▶ [PROVIDED RECORDS]
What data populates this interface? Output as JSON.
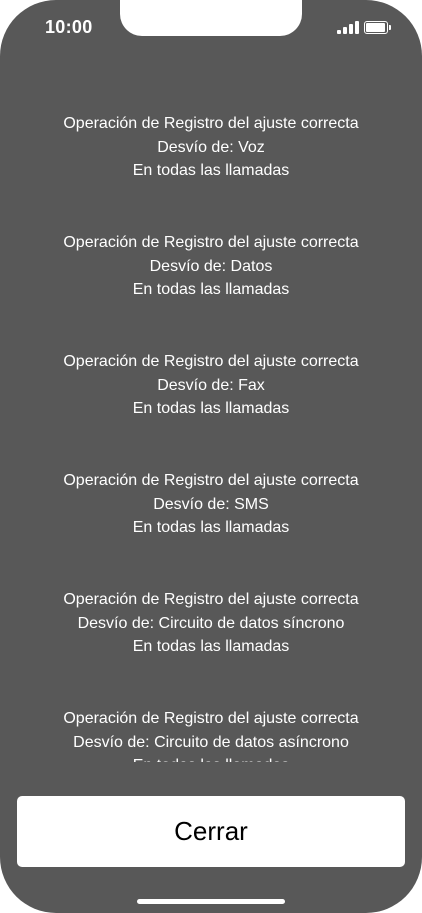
{
  "status_bar": {
    "time": "10:00",
    "signal_icon": "cellular-signal-icon",
    "battery_icon": "battery-icon",
    "battery_level": 1.0
  },
  "results": [
    {
      "line1": "Operación de Registro del ajuste correcta",
      "line2": "Desvío de: Voz",
      "line3": "En todas las llamadas"
    },
    {
      "line1": "Operación de Registro del ajuste correcta",
      "line2": "Desvío de: Datos",
      "line3": "En todas las llamadas"
    },
    {
      "line1": "Operación de Registro del ajuste correcta",
      "line2": "Desvío de: Fax",
      "line3": "En todas las llamadas"
    },
    {
      "line1": "Operación de Registro del ajuste correcta",
      "line2": "Desvío de: SMS",
      "line3": "En todas las llamadas"
    },
    {
      "line1": "Operación de Registro del ajuste correcta",
      "line2": "Desvío de: Circuito de datos síncrono",
      "line3": "En todas las llamadas"
    },
    {
      "line1": "Operación de Registro del ajuste correcta",
      "line2": "Desvío de: Circuito de datos asíncrono",
      "line3": "En todas las llamadas"
    }
  ],
  "close_button": {
    "label": "Cerrar"
  },
  "colors": {
    "background": "#585858",
    "text": "#ffffff",
    "button_background": "#ffffff",
    "button_text": "#000000"
  }
}
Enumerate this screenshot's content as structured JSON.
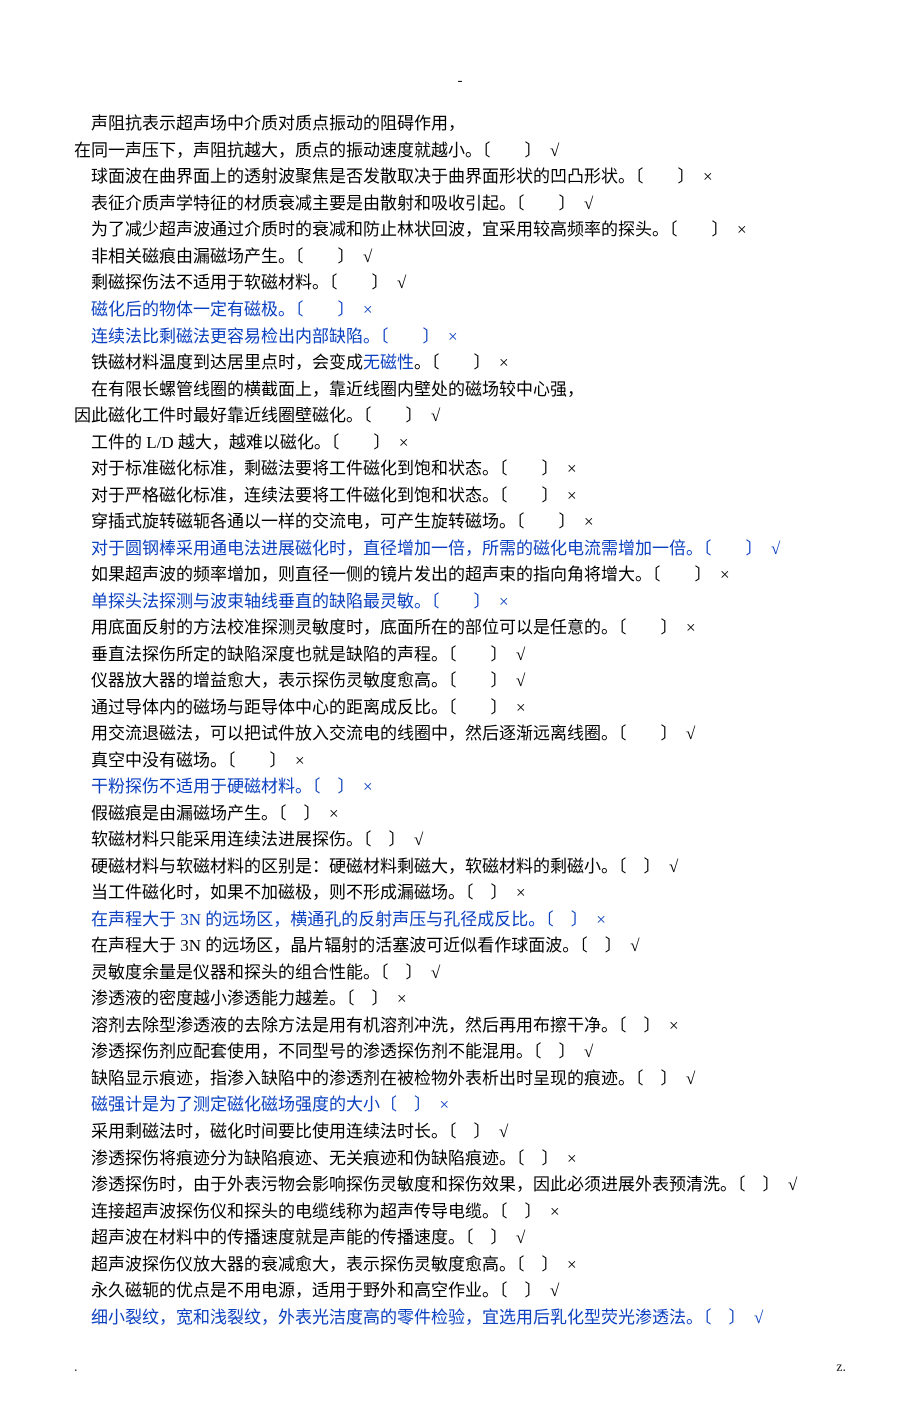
{
  "topMark": "-",
  "lines": [
    {
      "indent": true,
      "blue": false,
      "text": "声阻抗表示超声场中介质对质点振动的阻碍作用，"
    },
    {
      "indent": false,
      "blue": false,
      "text": "在同一声压下，声阻抗越大，质点的振动速度就越小。〔　　〕　√"
    },
    {
      "indent": true,
      "blue": false,
      "text": "球面波在曲界面上的透射波聚焦是否发散取决于曲界面形状的凹凸形状。〔　　〕　×"
    },
    {
      "indent": true,
      "blue": false,
      "text": "表征介质声学特征的材质衰减主要是由散射和吸收引起。〔　　〕　√"
    },
    {
      "indent": true,
      "blue": false,
      "text": "为了减少超声波通过介质时的衰减和防止林状回波，宜采用较高频率的探头。〔　　〕　×"
    },
    {
      "indent": true,
      "blue": false,
      "text": "非相关磁痕由漏磁场产生。〔　　〕　√"
    },
    {
      "indent": true,
      "blue": false,
      "text": "剩磁探伤法不适用于软磁材料。〔　　〕　√"
    },
    {
      "indent": true,
      "blue": true,
      "text": "磁化后的物体一定有磁极。〔　　〕　×"
    },
    {
      "indent": true,
      "blue": true,
      "text": "连续法比剩磁法更容易检出内部缺陷。〔　　〕　×"
    },
    {
      "indent": true,
      "blue": false,
      "prefix": "铁磁材料温度到达居里点时，会变成",
      "blueFrag": "无磁性",
      "suffix": "。〔　　〕　×"
    },
    {
      "indent": true,
      "blue": false,
      "text": "在有限长螺管线圈的横截面上，靠近线圈内壁处的磁场较中心强，"
    },
    {
      "indent": false,
      "blue": false,
      "text": "因此磁化工件时最好靠近线圈壁磁化。〔　　〕　√"
    },
    {
      "indent": true,
      "blue": false,
      "text": "工件的 L/D 越大，越难以磁化。〔　　〕　×"
    },
    {
      "indent": true,
      "blue": false,
      "text": "对于标准磁化标准，剩磁法要将工件磁化到饱和状态。〔　　〕　×"
    },
    {
      "indent": true,
      "blue": false,
      "text": "对于严格磁化标准，连续法要将工件磁化到饱和状态。〔　　〕　×"
    },
    {
      "indent": true,
      "blue": false,
      "text": "穿插式旋转磁轭各通以一样的交流电，可产生旋转磁场。〔　　〕　×"
    },
    {
      "indent": true,
      "blue": true,
      "text": "对于圆钢棒采用通电法进展磁化时，直径增加一倍，所需的磁化电流需增加一倍。〔　　〕　√"
    },
    {
      "indent": true,
      "blue": false,
      "text": "如果超声波的频率增加，则直径一侧的镜片发出的超声束的指向角将增大。〔　　〕　×"
    },
    {
      "indent": true,
      "blue": true,
      "text": "单探头法探测与波束轴线垂直的缺陷最灵敏。〔　　〕　×"
    },
    {
      "indent": true,
      "blue": false,
      "text": "用底面反射的方法校准探测灵敏度时，底面所在的部位可以是任意的。〔　　〕　×"
    },
    {
      "indent": true,
      "blue": false,
      "text": "垂直法探伤所定的缺陷深度也就是缺陷的声程。〔　　〕　√"
    },
    {
      "indent": true,
      "blue": false,
      "text": "仪器放大器的增益愈大，表示探伤灵敏度愈高。〔　　〕　√"
    },
    {
      "indent": true,
      "blue": false,
      "text": "通过导体内的磁场与距导体中心的距离成反比。〔　　〕　×"
    },
    {
      "indent": true,
      "blue": false,
      "text": "用交流退磁法，可以把试件放入交流电的线圈中，然后逐渐远离线圈。〔　　〕　√"
    },
    {
      "indent": true,
      "blue": false,
      "text": "真空中没有磁场。〔　　〕　×"
    },
    {
      "indent": true,
      "blue": true,
      "text": "干粉探伤不适用于硬磁材料。〔　〕　×"
    },
    {
      "indent": true,
      "blue": false,
      "text": "假磁痕是由漏磁场产生。〔　〕　×"
    },
    {
      "indent": true,
      "blue": false,
      "text": "软磁材料只能采用连续法进展探伤。〔　〕　√"
    },
    {
      "indent": true,
      "blue": false,
      "text": "硬磁材料与软磁材料的区别是：硬磁材料剩磁大，软磁材料的剩磁小。〔　〕　√"
    },
    {
      "indent": true,
      "blue": false,
      "text": "当工件磁化时，如果不加磁极，则不形成漏磁场。〔　〕　×"
    },
    {
      "indent": true,
      "blue": true,
      "text": "在声程大于 3N 的远场区，横通孔的反射声压与孔径成反比。〔　〕　×"
    },
    {
      "indent": true,
      "blue": false,
      "text": "在声程大于 3N 的远场区，晶片辐射的活塞波可近似看作球面波。〔　〕　√"
    },
    {
      "indent": true,
      "blue": false,
      "text": "灵敏度余量是仪器和探头的组合性能。〔　〕　√"
    },
    {
      "indent": true,
      "blue": false,
      "text": "渗透液的密度越小渗透能力越差。〔　〕　×"
    },
    {
      "indent": true,
      "blue": false,
      "text": "溶剂去除型渗透液的去除方法是用有机溶剂冲洗，然后再用布擦干净。〔　〕　×"
    },
    {
      "indent": true,
      "blue": false,
      "text": "渗透探伤剂应配套使用，不同型号的渗透探伤剂不能混用。〔　〕　√"
    },
    {
      "indent": true,
      "blue": false,
      "text": "缺陷显示痕迹，指渗入缺陷中的渗透剂在被检物外表析出时呈现的痕迹。〔　〕　√"
    },
    {
      "indent": true,
      "blue": true,
      "text": "磁强计是为了测定磁化磁场强度的大小〔　〕　×"
    },
    {
      "indent": true,
      "blue": false,
      "text": "采用剩磁法时，磁化时间要比使用连续法时长。〔　〕　√"
    },
    {
      "indent": true,
      "blue": false,
      "text": "渗透探伤将痕迹分为缺陷痕迹、无关痕迹和伪缺陷痕迹。〔　〕　×"
    },
    {
      "indent": true,
      "blue": false,
      "text": "渗透探伤时，由于外表污物会影响探伤灵敏度和探伤效果，因此必须进展外表预清洗。〔　〕　√"
    },
    {
      "indent": true,
      "blue": false,
      "text": "连接超声波探伤仪和探头的电缆线称为超声传导电缆。〔　〕　×"
    },
    {
      "indent": true,
      "blue": false,
      "text": "超声波在材料中的传播速度就是声能的传播速度。〔　〕　√"
    },
    {
      "indent": true,
      "blue": false,
      "text": "超声波探伤仪放大器的衰减愈大，表示探伤灵敏度愈高。〔　〕　×"
    },
    {
      "indent": true,
      "blue": false,
      "text": "永久磁轭的优点是不用电源，适用于野外和高空作业。〔　〕　√"
    },
    {
      "indent": true,
      "blue": true,
      "text": "细小裂纹，宽和浅裂纹，外表光洁度高的零件检验，宜选用后乳化型荧光渗透法。〔　〕　√"
    }
  ],
  "footerLeft": ".",
  "footerRight": "z."
}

▶ [WHAT YOU WILL DO]
Pull out every line in the data above that has the word "表示探伤灵敏度愈高".

▶ [OUTPUT BELOW]
      "text": "仪器放大器的增益愈大，表示探伤灵敏度愈高。〔　　〕　√"
      "text": "超声波探伤仪放大器的衰减愈大，表示探伤灵敏度愈高。〔　〕　×"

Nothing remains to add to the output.